begin DATASET CONTENT

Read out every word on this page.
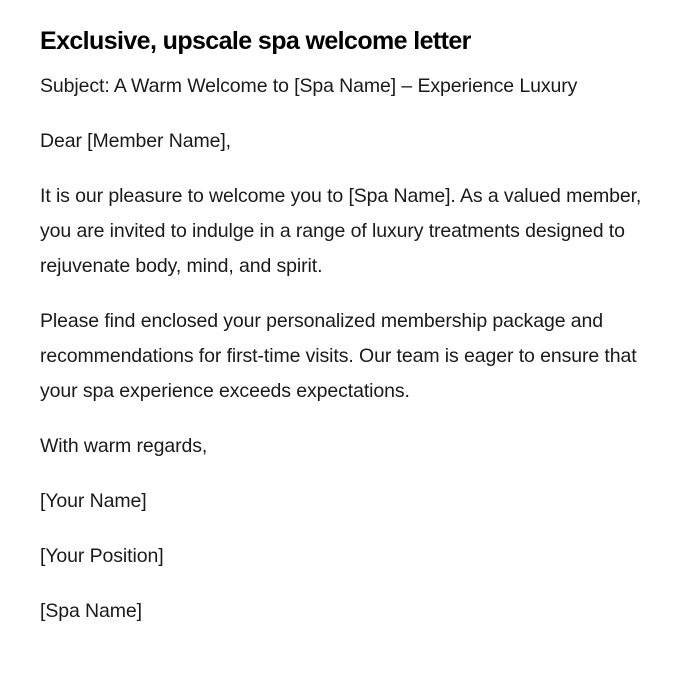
Exclusive, upscale spa welcome letter

Subject: A Warm Welcome to [Spa Name] – Experience Luxury

Dear [Member Name],

It is our pleasure to welcome you to [Spa Name]. As a valued member, you are invited to indulge in a range of luxury treatments designed to rejuvenate body, mind, and spirit.

Please find enclosed your personalized membership package and recommendations for first-time visits. Our team is eager to ensure that your spa experience exceeds expectations.

With warm regards,

[Your Name]

[Your Position]

[Spa Name]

end DATASET CONTENT

__GOAL__.
Identify each line in the records above that contains the word "Name", and copy it out in full.

__EXERCISE RESULT__.
Subject: A Warm Welcome to [Spa Name] – Experience Luxury
Dear [Member Name],
It is our pleasure to welcome you to [Spa Name]. As a valued member, you are invited to indulge in a range of luxury treatments designed to rejuvenate body, mind, and spirit.
[Your Name]
[Spa Name]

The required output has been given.